▸ **Action item A**:
Translate this sentence from the excerpt below on detecting manually mapped drivers into Spanish: "If all those conditions are met, we have most likely found a manually mapped driver."
▸ **Action item B**:
Continue the excerpt below on detecting manually mapped drivers from the point where it stops.

▸ **Extract to read**:
══════════════════════════════
Do you see it already?

Even when you change all sorts of possible compiler options, it will always generate those wrapper functions around certain imports.

screenshot

I’ve checked many drivers that I have made myself in the past and even ones that I was reversing, and to my surprise, all of them had those import wrappers. The only one that had none was (ironically) kdmapper’s HelloWorld driver (since it has only one import, it was just inlined).

The actual detection

Now that we have figured out what we are going to be searching for, we could finally go ahead and implement the search algorithm.

  1. Find all absolute indirect jump instructions (FF 25).
  2. Check whether the instruction is within some kernel module address.
  3. If not, resolve the (assumed) import address.
  4. Read the import and check whether it points to the kernel (ntoskrnl.exe).

If all those conditions are met, we have most likely found a manually mapped driver.

screenshot I heard good blog articles need fancy visual representations, so here is one.

Here is the code:

bool Detector::IsValidKernel(ULONG64 address)
{
    const PRTL_PROCESS_MODULE_INFORMATION ntoskrnl = &SystemModules->Modules[0];
    const ULONG64 ntoskrnlStart = reinterpret_cast<ULONG64>(ntoskrnl->ImageBase);
    const ULONG64 ntoskrnlEnd = ntoskrnlStart + ntoskrnl->ImageSize;

    if (address >= ntoskrnlStart && address < ntoskrnlEnd)
        return true;

    return false;
}

bool Detector::IsValidAny(ULONG64 address)
{
    for (ULONG_PTR i = 0; i < SystemModules->NumberOfModules; i++)
══════════════════════════════
▸ **Provided information**:

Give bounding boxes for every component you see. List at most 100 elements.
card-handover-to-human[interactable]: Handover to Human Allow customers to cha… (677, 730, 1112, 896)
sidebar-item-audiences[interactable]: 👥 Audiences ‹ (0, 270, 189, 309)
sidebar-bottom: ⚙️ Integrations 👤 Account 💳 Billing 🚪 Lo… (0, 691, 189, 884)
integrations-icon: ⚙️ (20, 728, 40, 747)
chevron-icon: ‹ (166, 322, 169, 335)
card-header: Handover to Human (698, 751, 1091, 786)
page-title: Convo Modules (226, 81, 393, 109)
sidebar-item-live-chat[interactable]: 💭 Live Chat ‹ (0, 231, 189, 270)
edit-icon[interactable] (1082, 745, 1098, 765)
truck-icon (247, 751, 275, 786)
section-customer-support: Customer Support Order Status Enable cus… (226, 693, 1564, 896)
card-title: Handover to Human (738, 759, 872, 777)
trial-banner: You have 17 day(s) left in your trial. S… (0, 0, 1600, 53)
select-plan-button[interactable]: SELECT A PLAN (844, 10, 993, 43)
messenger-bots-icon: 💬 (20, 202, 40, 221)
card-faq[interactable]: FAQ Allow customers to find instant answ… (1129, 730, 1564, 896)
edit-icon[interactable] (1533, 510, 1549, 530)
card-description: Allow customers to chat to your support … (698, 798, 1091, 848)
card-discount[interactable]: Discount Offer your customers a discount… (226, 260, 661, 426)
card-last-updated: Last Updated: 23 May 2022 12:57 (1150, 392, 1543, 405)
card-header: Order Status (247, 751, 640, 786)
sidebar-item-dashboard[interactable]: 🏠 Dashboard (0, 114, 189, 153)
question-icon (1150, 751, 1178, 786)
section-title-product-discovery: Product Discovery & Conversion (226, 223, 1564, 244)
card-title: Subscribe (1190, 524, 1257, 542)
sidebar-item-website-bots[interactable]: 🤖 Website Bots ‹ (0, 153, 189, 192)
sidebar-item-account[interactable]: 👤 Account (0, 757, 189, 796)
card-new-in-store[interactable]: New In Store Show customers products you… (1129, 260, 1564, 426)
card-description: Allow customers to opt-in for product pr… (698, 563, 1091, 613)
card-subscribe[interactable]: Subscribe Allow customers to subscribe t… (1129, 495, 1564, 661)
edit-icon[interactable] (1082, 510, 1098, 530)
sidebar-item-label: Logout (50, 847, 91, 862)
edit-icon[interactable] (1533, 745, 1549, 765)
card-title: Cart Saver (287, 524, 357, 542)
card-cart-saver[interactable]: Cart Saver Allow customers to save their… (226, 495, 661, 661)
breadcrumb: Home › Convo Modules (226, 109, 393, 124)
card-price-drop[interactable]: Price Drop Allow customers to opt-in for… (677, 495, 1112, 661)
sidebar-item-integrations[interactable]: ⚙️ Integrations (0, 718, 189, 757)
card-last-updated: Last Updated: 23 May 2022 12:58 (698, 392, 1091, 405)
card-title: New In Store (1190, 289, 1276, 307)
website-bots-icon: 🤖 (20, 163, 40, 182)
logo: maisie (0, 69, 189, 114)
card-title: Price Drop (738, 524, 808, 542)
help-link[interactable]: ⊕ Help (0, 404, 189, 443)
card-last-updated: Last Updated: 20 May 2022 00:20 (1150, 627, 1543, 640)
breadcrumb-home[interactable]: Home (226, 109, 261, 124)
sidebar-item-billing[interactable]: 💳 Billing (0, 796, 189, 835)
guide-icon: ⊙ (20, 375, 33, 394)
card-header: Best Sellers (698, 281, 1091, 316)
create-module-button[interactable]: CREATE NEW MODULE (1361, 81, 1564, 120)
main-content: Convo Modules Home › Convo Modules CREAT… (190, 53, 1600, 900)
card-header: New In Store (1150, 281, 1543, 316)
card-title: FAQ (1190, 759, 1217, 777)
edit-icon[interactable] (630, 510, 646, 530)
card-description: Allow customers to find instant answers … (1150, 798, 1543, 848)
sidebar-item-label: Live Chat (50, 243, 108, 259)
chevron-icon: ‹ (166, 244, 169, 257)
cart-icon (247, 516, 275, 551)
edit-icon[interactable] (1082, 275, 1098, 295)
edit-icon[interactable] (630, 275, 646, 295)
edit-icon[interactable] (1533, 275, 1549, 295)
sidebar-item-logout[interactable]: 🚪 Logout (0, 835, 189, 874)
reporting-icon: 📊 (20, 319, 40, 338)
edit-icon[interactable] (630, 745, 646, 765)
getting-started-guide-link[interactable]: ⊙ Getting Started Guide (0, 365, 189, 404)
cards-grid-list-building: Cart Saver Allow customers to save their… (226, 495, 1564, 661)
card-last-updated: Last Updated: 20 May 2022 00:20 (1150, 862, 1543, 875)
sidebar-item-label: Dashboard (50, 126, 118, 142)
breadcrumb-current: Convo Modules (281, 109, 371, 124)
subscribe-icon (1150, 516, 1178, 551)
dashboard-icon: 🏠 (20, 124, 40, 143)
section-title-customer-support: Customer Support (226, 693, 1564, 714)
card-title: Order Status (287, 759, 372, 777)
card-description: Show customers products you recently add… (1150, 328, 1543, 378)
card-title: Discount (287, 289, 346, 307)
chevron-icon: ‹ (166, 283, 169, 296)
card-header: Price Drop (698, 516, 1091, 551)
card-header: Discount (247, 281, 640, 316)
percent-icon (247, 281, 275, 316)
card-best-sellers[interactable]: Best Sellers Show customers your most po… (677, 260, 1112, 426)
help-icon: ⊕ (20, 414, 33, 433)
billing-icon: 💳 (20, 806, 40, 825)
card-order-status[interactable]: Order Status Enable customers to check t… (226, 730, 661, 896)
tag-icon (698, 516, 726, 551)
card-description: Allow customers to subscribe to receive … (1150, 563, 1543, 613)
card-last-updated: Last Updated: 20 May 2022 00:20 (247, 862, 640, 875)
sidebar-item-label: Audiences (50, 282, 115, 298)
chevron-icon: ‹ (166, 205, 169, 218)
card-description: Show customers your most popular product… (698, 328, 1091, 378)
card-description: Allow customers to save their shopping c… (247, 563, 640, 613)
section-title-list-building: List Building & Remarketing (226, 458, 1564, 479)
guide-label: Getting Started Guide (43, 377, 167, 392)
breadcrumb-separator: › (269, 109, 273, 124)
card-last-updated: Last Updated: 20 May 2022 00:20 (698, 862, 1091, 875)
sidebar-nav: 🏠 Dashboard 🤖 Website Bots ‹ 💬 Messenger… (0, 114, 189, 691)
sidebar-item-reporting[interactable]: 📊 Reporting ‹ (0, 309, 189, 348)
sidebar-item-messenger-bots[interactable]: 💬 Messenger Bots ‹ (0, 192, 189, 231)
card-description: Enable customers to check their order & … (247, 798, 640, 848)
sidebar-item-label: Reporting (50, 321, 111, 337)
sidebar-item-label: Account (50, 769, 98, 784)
══════════════════════════════
▸ **Exercise result A**:
Si se cumplen todas esas condiciones, lo más probable es que hayamos encontrado un controlador mapeado manualmente.

▸ **Exercise result B**:
    {
        const PRTL_PROCESS_MODULE_INFORMATION current = &SystemModules->Modules[i];
        const ULONG64 moduleStart = reinterpret_cast<ULONG64>(current->ImageBase);
        const ULONG64 moduleEnd = moduleStart + current->ImageSize;
        if (address >= moduleStart && address < moduleEnd)
            return true;
    }

    return false;
}

// In the previous loop
bool foundGadget = false;
for (SIZE_T j = 0; j < chunkSize - 1; j++)
{
    if (CheckBuffer[j] == 0xFF && CheckBuffer[j + 1] == 0x25)
    {
        ULONG64 physicalFound = chunkStart.QuadPart + j;
        ULONG64 virtualFound = Utils::PhysicalToVirtual(physicalFound);

        // FF 25 XX XX XX XX
        int instructionOffset;
        Utils::ReadVirtualMemory(virtualFound + 2, instructionOffset);

        ULONG64 resolved;
        Utils::ReadVirtualMemory(virtualFound + instructionOffset + 6, resolved);

        if (!resolved)
            continue;

        if (!IsValidKernel(resolved))
            continue;

        if (IsValidAny(virtualFound))
            continue;

        TotalGadgets++;
        foundGadget = true;

        Log("Found at 0x%llx (0x%llx)", virtualFound, physicalFound);
    }
}

Now, let’s try to run the code on a system without any manually mapped drivers.

screenshot

[MD] Starting main thread...
[MD] Initializing...
[MD] Caching system modules...
[MD] Starting memory scan (this can take a while)...
[MD] -> Gadgets: 0
[MD] -> Pages: 0
[MD] Finished
[MD] Unloading...

Now, lets try to map some random driver.

screenshot

[MD] Starting main thread...
[MD] Initializing...
[MD] Caching system modules...
[MD] Starting memory scan (this can take a while)...
[MD] Found at 0xffffa97951701280 (0x23886b280)
[MD] -> Gadgets: 1
[MD] -> Pages: 1
[MD] Finished

As you can see, it has found the import wrapper in a region that is not associated with any loaded module. I have also tried this with several other drivers of mine and a few binaries that I have found around the internet.

What’s the point though?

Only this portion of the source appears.